> _Work to be completed_
Return the listing below word for word.

---------------

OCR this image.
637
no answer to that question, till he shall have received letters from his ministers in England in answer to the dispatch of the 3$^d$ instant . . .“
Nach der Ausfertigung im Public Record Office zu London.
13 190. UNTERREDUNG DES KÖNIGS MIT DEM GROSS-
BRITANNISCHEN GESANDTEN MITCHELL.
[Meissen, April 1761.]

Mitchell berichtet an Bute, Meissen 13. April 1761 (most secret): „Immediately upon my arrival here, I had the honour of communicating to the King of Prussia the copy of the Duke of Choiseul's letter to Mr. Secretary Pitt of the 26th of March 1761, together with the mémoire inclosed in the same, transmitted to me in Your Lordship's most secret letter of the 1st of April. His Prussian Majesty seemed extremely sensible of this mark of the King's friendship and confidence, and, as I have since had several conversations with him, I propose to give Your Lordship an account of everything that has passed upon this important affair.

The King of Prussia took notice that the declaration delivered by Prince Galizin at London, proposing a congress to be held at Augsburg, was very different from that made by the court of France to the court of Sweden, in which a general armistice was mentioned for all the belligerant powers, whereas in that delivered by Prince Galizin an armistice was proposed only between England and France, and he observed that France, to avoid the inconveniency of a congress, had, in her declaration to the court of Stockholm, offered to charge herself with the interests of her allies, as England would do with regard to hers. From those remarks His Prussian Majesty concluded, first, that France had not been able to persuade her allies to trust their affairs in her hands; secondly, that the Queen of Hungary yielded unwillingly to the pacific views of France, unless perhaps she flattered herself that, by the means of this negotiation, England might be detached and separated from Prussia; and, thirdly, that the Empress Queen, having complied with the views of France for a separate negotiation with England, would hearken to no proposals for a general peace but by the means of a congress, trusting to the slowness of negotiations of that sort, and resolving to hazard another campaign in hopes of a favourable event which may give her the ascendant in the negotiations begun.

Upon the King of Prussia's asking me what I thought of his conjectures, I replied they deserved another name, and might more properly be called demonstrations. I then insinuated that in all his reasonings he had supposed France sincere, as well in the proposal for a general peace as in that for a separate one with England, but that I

---------------

> _Full output_
OCR this image.
637
no answer to that question, till he shall have received letters from his ministers in England in answer to the dispatch of the 3$^d$ instant . . .“
Nach der Ausfertigung im Public Record Office zu London.
13 190. UNTERREDUNG DES KÖNIGS MIT DEM GROSS-
BRITANNISCHEN GESANDTEN MITCHELL.
[Meissen, April 1761.]

Mitchell berichtet an Bute, Meissen 13. April 1761 (most secret): „Immediately upon my arrival here, I had the honour of communicating to the King of Prussia the copy of the Duke of Choiseul's letter to Mr. Secretary Pitt of the 26th of March 1761, together with the mémoire inclosed in the same, transmitted to me in Your Lordship's most secret letter of the 1st of April. His Prussian Majesty seemed extremely sensible of this mark of the King's friendship and confidence, and, as I have since had several conversations with him, I propose to give Your Lordship an account of everything that has passed upon this important affair.

The King of Prussia took notice that the declaration delivered by Prince Galizin at London, proposing a congress to be held at Augsburg, was very different from that made by the court of France to the court of Sweden, in which a general armistice was mentioned for all the belligerant powers, whereas in that delivered by Prince Galizin an armistice was proposed only between England and France, and he observed that France, to avoid the inconveniency of a congress, had, in her declaration to the court of Stockholm, offered to charge herself with the interests of her allies, as England would do with regard to hers. From those remarks His Prussian Majesty concluded, first, that France had not been able to persuade her allies to trust their affairs in her hands; secondly, that the Queen of Hungary yielded unwillingly to the pacific views of France, unless perhaps she flattered herself that, by the means of this negotiation, England might be detached and separated from Prussia; and, thirdly, that the Empress Queen, having complied with the views of France for a separate negotiation with England, would hearken to no proposals for a general peace but by the means of a congress, trusting to the slowness of negotiations of that sort, and resolving to hazard another campaign in hopes of a favourable event which may give her the ascendant in the negotiations begun.

Upon the King of Prussia's asking me what I thought of his conjectures, I replied they deserved another name, and might more properly be called demonstrations. I then insinuated that in all his reasonings he had supposed France sincere, as well in the proposal for a general peace as in that for a separate one with England, but that I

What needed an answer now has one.